• **Exercise directions**
Convert only the rows from the line with "day-details: Sunrise: 6:18" up to and including the line with "day-cell: 15Sunrise: 6:20" into a numbered list, skipping any blank lines.

• **Input data**
────────────────
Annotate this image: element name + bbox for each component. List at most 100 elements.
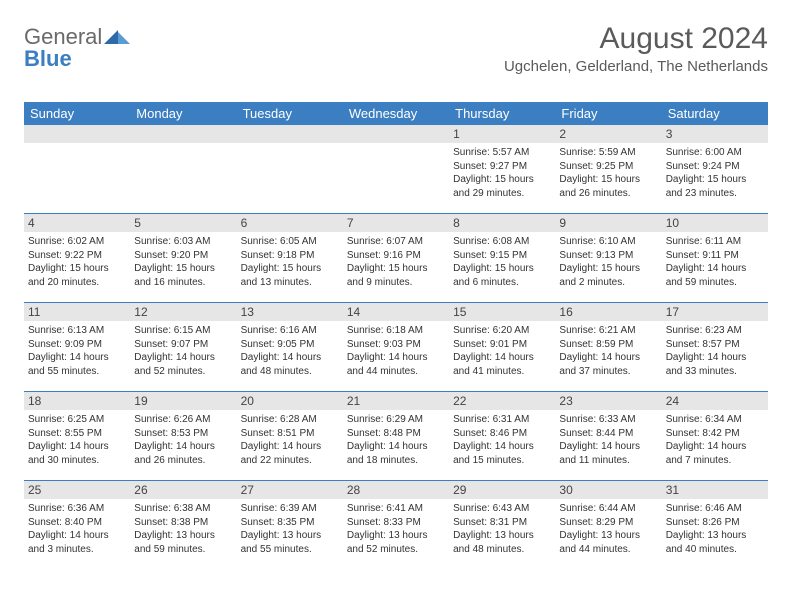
day-details: Sunrise: 6:18 AMSunset: 9:03 PMDaylight:… — [343, 321, 449, 382]
day-number: 28 — [343, 481, 449, 499]
day-details: Sunrise: 6:02 AMSunset: 9:22 PMDaylight:… — [24, 232, 130, 293]
daylight-text: Daylight: 15 hours and 23 minutes. — [666, 173, 764, 200]
day-number — [130, 125, 236, 143]
sunrise-text: Sunrise: 6:44 AM — [559, 502, 657, 516]
day-number — [24, 125, 130, 143]
sunrise-text: Sunrise: 6:13 AM — [28, 324, 126, 338]
brand-text-blue: Blue — [24, 46, 72, 71]
daylight-text: Daylight: 14 hours and 3 minutes. — [28, 529, 126, 556]
sunrise-text: Sunrise: 6:25 AM — [28, 413, 126, 427]
day-cell: 7Sunrise: 6:07 AMSunset: 9:16 PMDaylight… — [343, 214, 449, 302]
daylight-text: Daylight: 15 hours and 26 minutes. — [559, 173, 657, 200]
sunset-text: Sunset: 9:01 PM — [453, 338, 551, 352]
daylight-text: Daylight: 14 hours and 37 minutes. — [559, 351, 657, 378]
day-number: 7 — [343, 214, 449, 232]
day-cell: 8Sunrise: 6:08 AMSunset: 9:15 PMDaylight… — [449, 214, 555, 302]
day-cell: 15Sunrise: 6:20 AMSunset: 9:01 PMDayligh… — [449, 303, 555, 391]
sunset-text: Sunset: 8:33 PM — [347, 516, 445, 530]
day-cell: 2Sunrise: 5:59 AMSunset: 9:25 PMDaylight… — [555, 125, 661, 213]
sunset-text: Sunset: 9:13 PM — [559, 249, 657, 263]
day-cell: 24Sunrise: 6:34 AMSunset: 8:42 PMDayligh… — [662, 392, 768, 480]
dayname-sunday: Sunday — [24, 102, 130, 125]
daylight-text: Daylight: 13 hours and 59 minutes. — [134, 529, 232, 556]
day-number: 1 — [449, 125, 555, 143]
sunset-text: Sunset: 9:09 PM — [28, 338, 126, 352]
day-number: 31 — [662, 481, 768, 499]
day-cell: 11Sunrise: 6:13 AMSunset: 9:09 PMDayligh… — [24, 303, 130, 391]
daylight-text: Daylight: 13 hours and 40 minutes. — [666, 529, 764, 556]
sunrise-text: Sunrise: 6:00 AM — [666, 146, 764, 160]
day-cell: 16Sunrise: 6:21 AMSunset: 8:59 PMDayligh… — [555, 303, 661, 391]
sunrise-text: Sunrise: 6:23 AM — [666, 324, 764, 338]
daylight-text: Daylight: 14 hours and 52 minutes. — [134, 351, 232, 378]
day-details: Sunrise: 6:44 AMSunset: 8:29 PMDaylight:… — [555, 499, 661, 560]
sunrise-text: Sunrise: 6:36 AM — [28, 502, 126, 516]
day-number: 2 — [555, 125, 661, 143]
day-cell — [130, 125, 236, 213]
day-details: Sunrise: 6:13 AMSunset: 9:09 PMDaylight:… — [24, 321, 130, 382]
sunrise-text: Sunrise: 6:05 AM — [241, 235, 339, 249]
day-cell: 10Sunrise: 6:11 AMSunset: 9:11 PMDayligh… — [662, 214, 768, 302]
sunset-text: Sunset: 8:31 PM — [453, 516, 551, 530]
week-row: 1Sunrise: 5:57 AMSunset: 9:27 PMDaylight… — [24, 125, 768, 213]
day-cell: 12Sunrise: 6:15 AMSunset: 9:07 PMDayligh… — [130, 303, 236, 391]
sunset-text: Sunset: 9:27 PM — [453, 160, 551, 174]
daylight-text: Daylight: 13 hours and 52 minutes. — [347, 529, 445, 556]
day-number: 16 — [555, 303, 661, 321]
day-cell: 14Sunrise: 6:18 AMSunset: 9:03 PMDayligh… — [343, 303, 449, 391]
day-details: Sunrise: 6:28 AMSunset: 8:51 PMDaylight:… — [237, 410, 343, 471]
day-number: 13 — [237, 303, 343, 321]
day-cell — [343, 125, 449, 213]
sunset-text: Sunset: 9:05 PM — [241, 338, 339, 352]
calendar-page: General Blue August 2024 Ugchelen, Gelde… — [0, 0, 792, 612]
day-cell: 27Sunrise: 6:39 AMSunset: 8:35 PMDayligh… — [237, 481, 343, 569]
day-number: 19 — [130, 392, 236, 410]
week-row: 4Sunrise: 6:02 AMSunset: 9:22 PMDaylight… — [24, 213, 768, 302]
day-cell: 31Sunrise: 6:46 AMSunset: 8:26 PMDayligh… — [662, 481, 768, 569]
sunset-text: Sunset: 9:03 PM — [347, 338, 445, 352]
day-number: 9 — [555, 214, 661, 232]
day-details: Sunrise: 5:57 AMSunset: 9:27 PMDaylight:… — [449, 143, 555, 204]
dayname-tuesday: Tuesday — [237, 102, 343, 125]
day-cell: 25Sunrise: 6:36 AMSunset: 8:40 PMDayligh… — [24, 481, 130, 569]
day-number: 8 — [449, 214, 555, 232]
sunset-text: Sunset: 8:42 PM — [666, 427, 764, 441]
daylight-text: Daylight: 14 hours and 15 minutes. — [453, 440, 551, 467]
sunrise-text: Sunrise: 6:28 AM — [241, 413, 339, 427]
day-details: Sunrise: 6:16 AMSunset: 9:05 PMDaylight:… — [237, 321, 343, 382]
daylight-text: Daylight: 13 hours and 55 minutes. — [241, 529, 339, 556]
day-number: 26 — [130, 481, 236, 499]
day-number — [237, 125, 343, 143]
sunset-text: Sunset: 8:51 PM — [241, 427, 339, 441]
daylight-text: Daylight: 14 hours and 41 minutes. — [453, 351, 551, 378]
daylight-text: Daylight: 14 hours and 55 minutes. — [28, 351, 126, 378]
day-details: Sunrise: 6:05 AMSunset: 9:18 PMDaylight:… — [237, 232, 343, 293]
sunrise-text: Sunrise: 5:59 AM — [559, 146, 657, 160]
day-cell: 18Sunrise: 6:25 AMSunset: 8:55 PMDayligh… — [24, 392, 130, 480]
sunset-text: Sunset: 8:53 PM — [134, 427, 232, 441]
day-details: Sunrise: 6:00 AMSunset: 9:24 PMDaylight:… — [662, 143, 768, 204]
day-cell: 28Sunrise: 6:41 AMSunset: 8:33 PMDayligh… — [343, 481, 449, 569]
sunset-text: Sunset: 9:15 PM — [453, 249, 551, 263]
day-cell — [237, 125, 343, 213]
daylight-text: Daylight: 15 hours and 20 minutes. — [28, 262, 126, 289]
day-details: Sunrise: 6:41 AMSunset: 8:33 PMDaylight:… — [343, 499, 449, 560]
daylight-text: Daylight: 14 hours and 48 minutes. — [241, 351, 339, 378]
weeks-container: 1Sunrise: 5:57 AMSunset: 9:27 PMDaylight… — [24, 125, 768, 569]
sunset-text: Sunset: 9:07 PM — [134, 338, 232, 352]
week-row: 11Sunrise: 6:13 AMSunset: 9:09 PMDayligh… — [24, 302, 768, 391]
day-cell: 9Sunrise: 6:10 AMSunset: 9:13 PMDaylight… — [555, 214, 661, 302]
day-cell — [24, 125, 130, 213]
sunrise-text: Sunrise: 6:20 AM — [453, 324, 551, 338]
day-number: 21 — [343, 392, 449, 410]
daylight-text: Daylight: 13 hours and 44 minutes. — [559, 529, 657, 556]
daylight-text: Daylight: 15 hours and 13 minutes. — [241, 262, 339, 289]
day-details: Sunrise: 6:07 AMSunset: 9:16 PMDaylight:… — [343, 232, 449, 293]
day-details: Sunrise: 6:33 AMSunset: 8:44 PMDaylight:… — [555, 410, 661, 471]
day-cell: 21Sunrise: 6:29 AMSunset: 8:48 PMDayligh… — [343, 392, 449, 480]
sunset-text: Sunset: 8:57 PM — [666, 338, 764, 352]
daylight-text: Daylight: 14 hours and 18 minutes. — [347, 440, 445, 467]
day-cell: 26Sunrise: 6:38 AMSunset: 8:38 PMDayligh… — [130, 481, 236, 569]
sunrise-text: Sunrise: 6:33 AM — [559, 413, 657, 427]
day-number: 27 — [237, 481, 343, 499]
────────────────
• **Completed task**
1. day-details: Sunrise: 6:18 AMSunset: 9:03 PMDaylight:… — [343, 321, 449, 382]
2. day-number: 28 — [343, 481, 449, 499]
3. day-details: Sunrise: 6:02 AMSunset: 9:22 PMDaylight:… — [24, 232, 130, 293]
4. daylight-text: Daylight: 15 hours and 23 minutes. — [666, 173, 764, 200]
5. day-number — [130, 125, 236, 143]
6. sunrise-text: Sunrise: 6:44 AM — [559, 502, 657, 516]
7. day-number — [24, 125, 130, 143]
8. sunrise-text: Sunrise: 6:13 AM — [28, 324, 126, 338]
9. brand-text-blue: Blue — [24, 46, 72, 71]
10. daylight-text: Daylight: 14 hours and 3 minutes. — [28, 529, 126, 556]
11. sunrise-text: Sunrise: 6:25 AM — [28, 413, 126, 427]
12. day-cell: 7Sunrise: 6:07 AMSunset: 9:16 PMDaylight… — [343, 214, 449, 302]
13. daylight-text: Daylight: 15 hours and 26 minutes. — [559, 173, 657, 200]
14. sunset-text: Sunset: 9:01 PM — [453, 338, 551, 352]
15. daylight-text: Daylight: 14 hours and 37 minutes. — [559, 351, 657, 378]
16. day-number: 7 — [343, 214, 449, 232]
17. day-cell: 8Sunrise: 6:08 AMSunset: 9:15 PMDaylight… — [449, 214, 555, 302]
18. day-cell: 15Sunrise: 6:20 AMSunset: 9:01 PMDayligh… — [449, 303, 555, 391]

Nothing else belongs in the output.